**Source passage:**
BEGIN

'Are we there yet?' A Road Trip With Kids Is Itself a Destination

By David G. Allan, CNN/StyleMagazine.com Newswire

I'm writing this on a road trip, the longest we've taken with our two daughters. It is nine hours according to the phone's GPS, which means 11 hours in actual time with stops, which equates to 24 hours in perceived time.

My younger daughter has just puked after a curvy stretch of road. We pulled over to change her outfit and wipe down the car seat, door, chair backs -- all of it, really. "Parenting rite of passage," my unflappable wife called it as we got back on the mountain road.

"Best case scenario for a car trip with little kids: boring," my wife also said, years ago, when our older daughter was a toddler. There is little joy in long drives with little ones, except in the absence of burdens such as screaming, complaints or terrible traffic.

Nap time back then was the best time. On drives between our home in New York and our families in Washington, when the girls were both under age 7, we'd talk in hushed tones or not at all. No radio, as music or NPR might wake them up. It was like that movie "A Quiet Place," where the monsters can find you only when you make noise. When our family in DC asked how the trip went, we'd say, "Great, we were bored out of our minds."

END

**Document understanding data:**

BEGIN

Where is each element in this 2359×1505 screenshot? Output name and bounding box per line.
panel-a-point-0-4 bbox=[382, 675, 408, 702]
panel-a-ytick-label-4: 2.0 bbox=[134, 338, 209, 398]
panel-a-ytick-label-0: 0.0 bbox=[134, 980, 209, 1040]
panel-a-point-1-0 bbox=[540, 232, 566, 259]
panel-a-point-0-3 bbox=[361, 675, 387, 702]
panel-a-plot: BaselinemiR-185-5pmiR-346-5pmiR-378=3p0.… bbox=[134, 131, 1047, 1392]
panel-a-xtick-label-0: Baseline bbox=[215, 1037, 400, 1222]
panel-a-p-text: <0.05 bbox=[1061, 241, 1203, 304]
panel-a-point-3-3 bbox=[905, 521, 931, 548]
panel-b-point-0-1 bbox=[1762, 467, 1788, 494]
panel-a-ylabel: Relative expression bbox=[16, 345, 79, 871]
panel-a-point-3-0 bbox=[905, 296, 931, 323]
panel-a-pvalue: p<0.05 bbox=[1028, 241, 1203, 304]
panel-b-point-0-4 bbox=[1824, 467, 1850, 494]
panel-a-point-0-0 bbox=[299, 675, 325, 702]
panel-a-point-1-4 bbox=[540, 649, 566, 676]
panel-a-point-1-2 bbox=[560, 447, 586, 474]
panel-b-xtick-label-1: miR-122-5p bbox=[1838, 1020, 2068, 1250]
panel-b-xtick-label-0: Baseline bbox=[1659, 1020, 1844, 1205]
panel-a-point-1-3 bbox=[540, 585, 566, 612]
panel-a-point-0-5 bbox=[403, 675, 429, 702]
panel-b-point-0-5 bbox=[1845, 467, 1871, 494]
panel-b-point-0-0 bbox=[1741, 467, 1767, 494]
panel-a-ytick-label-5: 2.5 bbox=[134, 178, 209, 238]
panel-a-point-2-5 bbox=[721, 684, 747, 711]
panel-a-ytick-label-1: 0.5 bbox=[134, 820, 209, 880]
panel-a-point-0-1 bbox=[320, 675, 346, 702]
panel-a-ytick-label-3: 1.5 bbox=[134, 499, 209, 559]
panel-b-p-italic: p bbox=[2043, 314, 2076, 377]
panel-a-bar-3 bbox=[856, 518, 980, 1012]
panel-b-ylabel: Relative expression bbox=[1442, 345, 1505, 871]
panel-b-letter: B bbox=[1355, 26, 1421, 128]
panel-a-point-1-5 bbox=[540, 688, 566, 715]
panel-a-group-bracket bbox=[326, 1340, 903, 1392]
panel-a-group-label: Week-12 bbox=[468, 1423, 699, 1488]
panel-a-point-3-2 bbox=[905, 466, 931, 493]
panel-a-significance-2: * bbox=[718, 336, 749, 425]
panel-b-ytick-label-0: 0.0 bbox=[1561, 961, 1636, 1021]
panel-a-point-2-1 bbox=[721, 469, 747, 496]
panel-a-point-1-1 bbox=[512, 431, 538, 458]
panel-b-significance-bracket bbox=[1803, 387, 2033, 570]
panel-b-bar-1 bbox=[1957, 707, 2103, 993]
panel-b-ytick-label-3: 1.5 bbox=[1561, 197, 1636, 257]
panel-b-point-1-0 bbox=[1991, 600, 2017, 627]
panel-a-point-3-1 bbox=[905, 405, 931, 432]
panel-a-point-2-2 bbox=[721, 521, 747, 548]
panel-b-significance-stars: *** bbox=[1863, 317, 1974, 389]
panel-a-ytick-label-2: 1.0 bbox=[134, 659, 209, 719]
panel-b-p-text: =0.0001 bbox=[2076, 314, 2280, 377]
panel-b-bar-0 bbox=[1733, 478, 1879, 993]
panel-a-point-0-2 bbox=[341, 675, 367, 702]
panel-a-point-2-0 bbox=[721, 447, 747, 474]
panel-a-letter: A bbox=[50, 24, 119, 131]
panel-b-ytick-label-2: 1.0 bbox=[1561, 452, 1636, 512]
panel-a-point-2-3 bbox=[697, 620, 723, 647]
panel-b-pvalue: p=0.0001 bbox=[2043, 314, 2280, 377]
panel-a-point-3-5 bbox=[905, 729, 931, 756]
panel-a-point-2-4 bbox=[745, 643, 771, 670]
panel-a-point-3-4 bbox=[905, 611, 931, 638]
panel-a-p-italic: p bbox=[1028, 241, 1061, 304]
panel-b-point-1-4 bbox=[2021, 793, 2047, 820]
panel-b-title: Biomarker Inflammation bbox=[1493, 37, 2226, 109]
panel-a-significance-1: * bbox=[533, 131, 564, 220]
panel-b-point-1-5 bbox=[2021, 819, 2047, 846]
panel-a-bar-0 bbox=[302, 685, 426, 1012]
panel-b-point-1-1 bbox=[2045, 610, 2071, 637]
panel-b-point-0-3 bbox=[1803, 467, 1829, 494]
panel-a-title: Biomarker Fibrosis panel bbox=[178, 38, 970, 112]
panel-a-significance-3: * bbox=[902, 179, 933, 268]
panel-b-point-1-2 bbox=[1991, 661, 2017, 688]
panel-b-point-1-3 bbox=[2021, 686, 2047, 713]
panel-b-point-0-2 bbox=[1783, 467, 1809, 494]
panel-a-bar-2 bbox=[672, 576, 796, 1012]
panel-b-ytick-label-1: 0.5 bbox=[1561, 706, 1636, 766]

END

**Aim of the task:** Rewrite the road-trip article from "I'm writing this" up to and including "or terrible traffic.", changing "wife" to "partner" wherever it appears.

**Answer to this task:**
I'm writing this on a road trip, the longest we've taken with our two daughters. It is nine hours according to the phone's GPS, which means 11 hours in actual time with stops, which equates to 24 hours in perceived time.

My younger daughter has just puked after a curvy stretch of road. We pulled over to change her outfit and wipe down the car seat, door, chair backs -- all of it, really. "Parenting rite of passage," my unflappable partner called it as we got back on the mountain road.

"Best case scenario for a car trip with little kids: boring," my partner also said, years ago, when our older daughter was a toddler. There is little joy in long drives with little ones, except in the absence of burdens such as screaming, complaints or terrible traffic.